══ THE RECORDS ══
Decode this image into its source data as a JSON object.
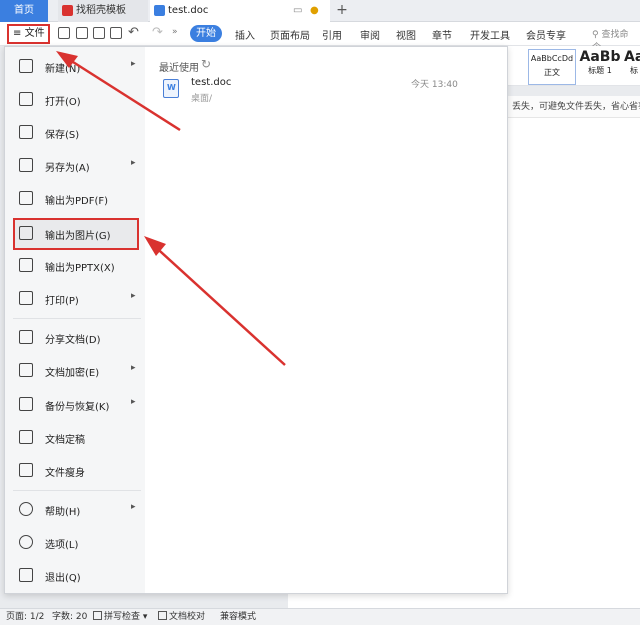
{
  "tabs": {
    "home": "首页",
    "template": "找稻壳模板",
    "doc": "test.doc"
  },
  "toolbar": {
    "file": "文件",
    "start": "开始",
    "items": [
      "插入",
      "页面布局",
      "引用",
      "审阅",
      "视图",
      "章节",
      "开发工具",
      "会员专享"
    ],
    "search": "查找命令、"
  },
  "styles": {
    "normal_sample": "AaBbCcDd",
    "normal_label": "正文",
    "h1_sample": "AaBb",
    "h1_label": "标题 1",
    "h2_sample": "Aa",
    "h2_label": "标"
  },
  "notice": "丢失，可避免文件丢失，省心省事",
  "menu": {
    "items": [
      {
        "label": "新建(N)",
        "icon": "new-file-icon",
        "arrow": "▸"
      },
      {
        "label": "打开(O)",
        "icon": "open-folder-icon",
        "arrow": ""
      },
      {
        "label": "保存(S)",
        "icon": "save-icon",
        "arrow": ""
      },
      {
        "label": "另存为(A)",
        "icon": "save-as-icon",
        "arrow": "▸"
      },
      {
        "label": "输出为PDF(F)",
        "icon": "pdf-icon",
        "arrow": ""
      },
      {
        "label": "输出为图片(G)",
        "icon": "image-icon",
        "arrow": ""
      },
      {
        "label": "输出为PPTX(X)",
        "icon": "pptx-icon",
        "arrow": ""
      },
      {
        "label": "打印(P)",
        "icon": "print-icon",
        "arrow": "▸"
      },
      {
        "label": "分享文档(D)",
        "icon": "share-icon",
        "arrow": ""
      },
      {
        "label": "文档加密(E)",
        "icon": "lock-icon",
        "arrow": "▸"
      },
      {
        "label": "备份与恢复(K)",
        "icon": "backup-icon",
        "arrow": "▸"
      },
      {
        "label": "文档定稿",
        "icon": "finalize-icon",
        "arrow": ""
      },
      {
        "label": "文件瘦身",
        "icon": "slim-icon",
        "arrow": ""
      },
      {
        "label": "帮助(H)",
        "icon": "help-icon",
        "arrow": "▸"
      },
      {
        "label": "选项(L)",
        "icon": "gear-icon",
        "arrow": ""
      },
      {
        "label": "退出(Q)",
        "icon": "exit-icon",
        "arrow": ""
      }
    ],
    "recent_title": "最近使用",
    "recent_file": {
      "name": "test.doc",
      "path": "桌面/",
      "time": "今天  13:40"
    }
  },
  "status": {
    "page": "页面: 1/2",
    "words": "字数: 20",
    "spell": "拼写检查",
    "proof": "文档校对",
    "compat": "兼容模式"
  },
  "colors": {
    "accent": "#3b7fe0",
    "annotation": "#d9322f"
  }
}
═══
■ REQUIREMENT
Write the entries above out again exactly, but not the pictures.

■ THE SOLUTION
Decode this image into its source data as a JSON object.
{
  "tabs": {
    "home": "首页",
    "template": "找稻壳模板",
    "doc": "test.doc"
  },
  "toolbar": {
    "file": "文件",
    "start": "开始",
    "items": [
      "插入",
      "页面布局",
      "引用",
      "审阅",
      "视图",
      "章节",
      "开发工具",
      "会员专享"
    ],
    "search": "查找命令、"
  },
  "styles": {
    "normal_sample": "AaBbCcDd",
    "normal_label": "正文",
    "h1_sample": "AaBb",
    "h1_label": "标题 1",
    "h2_sample": "Aa",
    "h2_label": "标"
  },
  "notice": "丢失，可避免文件丢失，省心省事",
  "menu": {
    "items": [
      {
        "label": "新建(N)",
        "icon": "new-file-icon",
        "arrow": "▸"
      },
      {
        "label": "打开(O)",
        "icon": "open-folder-icon",
        "arrow": ""
      },
      {
        "label": "保存(S)",
        "icon": "save-icon",
        "arrow": ""
      },
      {
        "label": "另存为(A)",
        "icon": "save-as-icon",
        "arrow": "▸"
      },
      {
        "label": "输出为PDF(F)",
        "icon": "pdf-icon",
        "arrow": ""
      },
      {
        "label": "输出为图片(G)",
        "icon": "image-icon",
        "arrow": ""
      },
      {
        "label": "输出为PPTX(X)",
        "icon": "pptx-icon",
        "arrow": ""
      },
      {
        "label": "打印(P)",
        "icon": "print-icon",
        "arrow": "▸"
      },
      {
        "label": "分享文档(D)",
        "icon": "share-icon",
        "arrow": ""
      },
      {
        "label": "文档加密(E)",
        "icon": "lock-icon",
        "arrow": "▸"
      },
      {
        "label": "备份与恢复(K)",
        "icon": "backup-icon",
        "arrow": "▸"
      },
      {
        "label": "文档定稿",
        "icon": "finalize-icon",
        "arrow": ""
      },
      {
        "label": "文件瘦身",
        "icon": "slim-icon",
        "arrow": ""
      },
      {
        "label": "帮助(H)",
        "icon": "help-icon",
        "arrow": "▸"
      },
      {
        "label": "选项(L)",
        "icon": "gear-icon",
        "arrow": ""
      },
      {
        "label": "退出(Q)",
        "icon": "exit-icon",
        "arrow": ""
      }
    ],
    "recent_title": "最近使用",
    "recent_file": {
      "name": "test.doc",
      "path": "桌面/",
      "time": "今天  13:40"
    }
  },
  "status": {
    "page": "页面: 1/2",
    "words": "字数: 20",
    "spell": "拼写检查",
    "proof": "文档校对",
    "compat": "兼容模式"
  },
  "colors": {
    "accent": "#3b7fe0",
    "annotation": "#d9322f"
  }
}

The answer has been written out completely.